**DIRECTION**
Scan the material for the word "Πολύ", and copy each line where it shows up.

**ENTRIES**

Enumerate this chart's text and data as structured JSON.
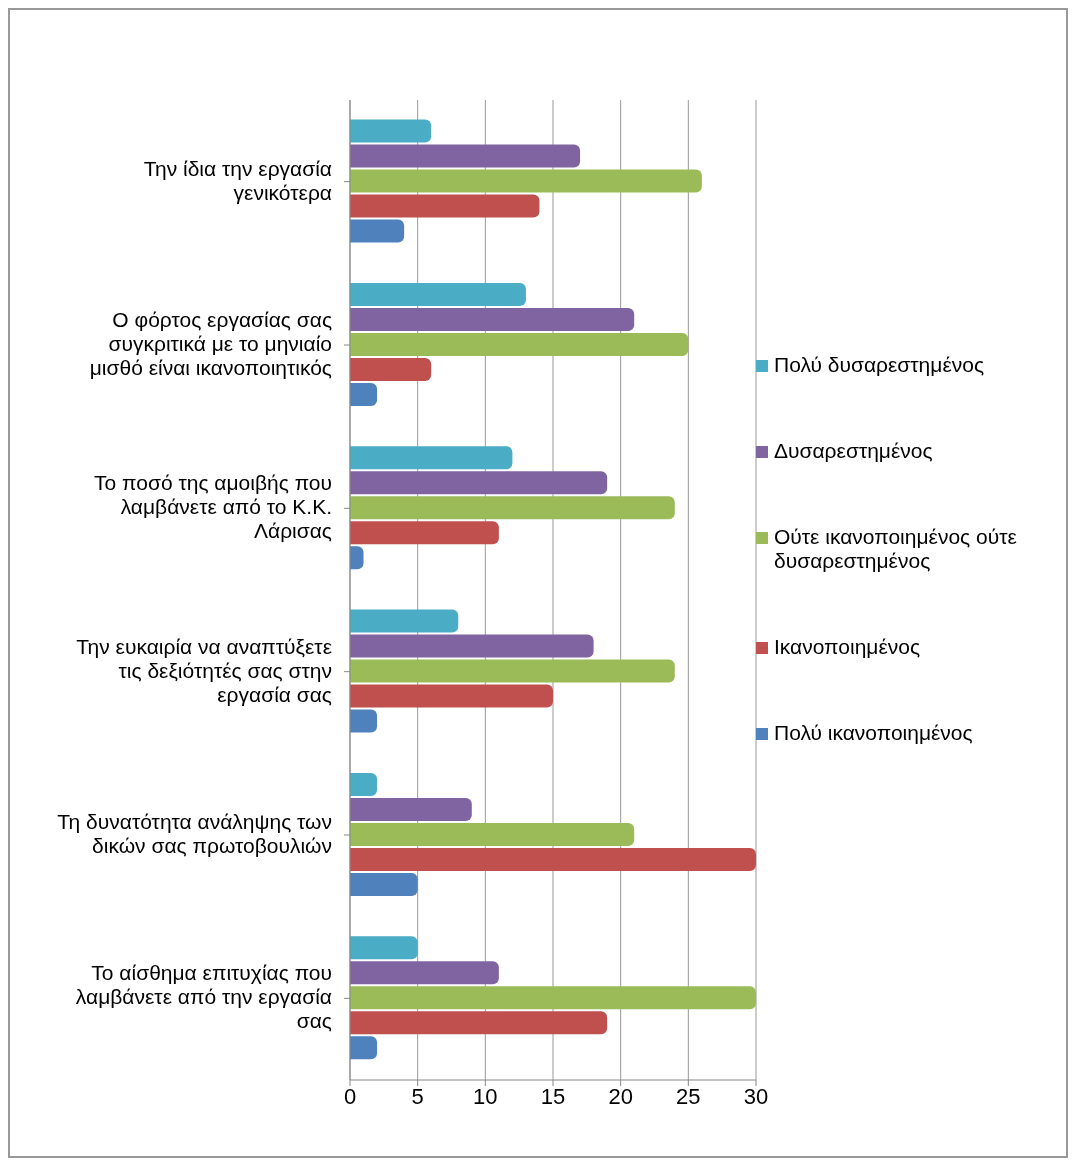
{
  "chart_data": {
    "type": "bar",
    "orientation": "horizontal",
    "categories": [
      "Την ίδια την εργασία γενικότερα",
      "Ο φόρτος εργασίας σας συγκριτικά με το μηνιαίο μισθό είναι ικανοποιητικός",
      "Το ποσό της αμοιβής που λαμβάνετε από το Κ.Κ. Λάρισας",
      "Την ευκαιρία να αναπτύξετε τις δεξιότητές σας στην εργασία σας",
      "Τη δυνατότητα ανάληψης των δικών σας πρωτοβουλιών",
      "Το αίσθημα επιτυχίας που λαμβάνετε από την εργασία σας"
    ],
    "series": [
      {
        "name": "Πολύ δυσαρεστημένος",
        "color": "#4bacc6",
        "values": [
          6,
          13,
          12,
          8,
          2,
          5
        ]
      },
      {
        "name": "Δυσαρεστημένος",
        "color": "#8064a2",
        "values": [
          17,
          21,
          19,
          18,
          9,
          11
        ]
      },
      {
        "name": "Ούτε ικανοποιημένος ούτε δυσαρεστημένος",
        "color": "#9bbb59",
        "values": [
          26,
          25,
          24,
          24,
          21,
          30
        ]
      },
      {
        "name": "Ικανοποιημένος",
        "color": "#c0504d",
        "values": [
          14,
          6,
          11,
          15,
          30,
          19
        ]
      },
      {
        "name": "Πολύ ικανοποιημένος",
        "color": "#4f81bd",
        "values": [
          4,
          2,
          1,
          2,
          5,
          2
        ]
      }
    ],
    "xlim": [
      0,
      30
    ],
    "xticks": [
      0,
      5,
      10,
      15,
      20,
      25,
      30
    ],
    "grid": "x",
    "legend": "right"
  }
}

**FINISHED TASK**
        "name": "Πολύ δυσαρεστημένος",
        "name": "Πολύ ικανοποιημένος",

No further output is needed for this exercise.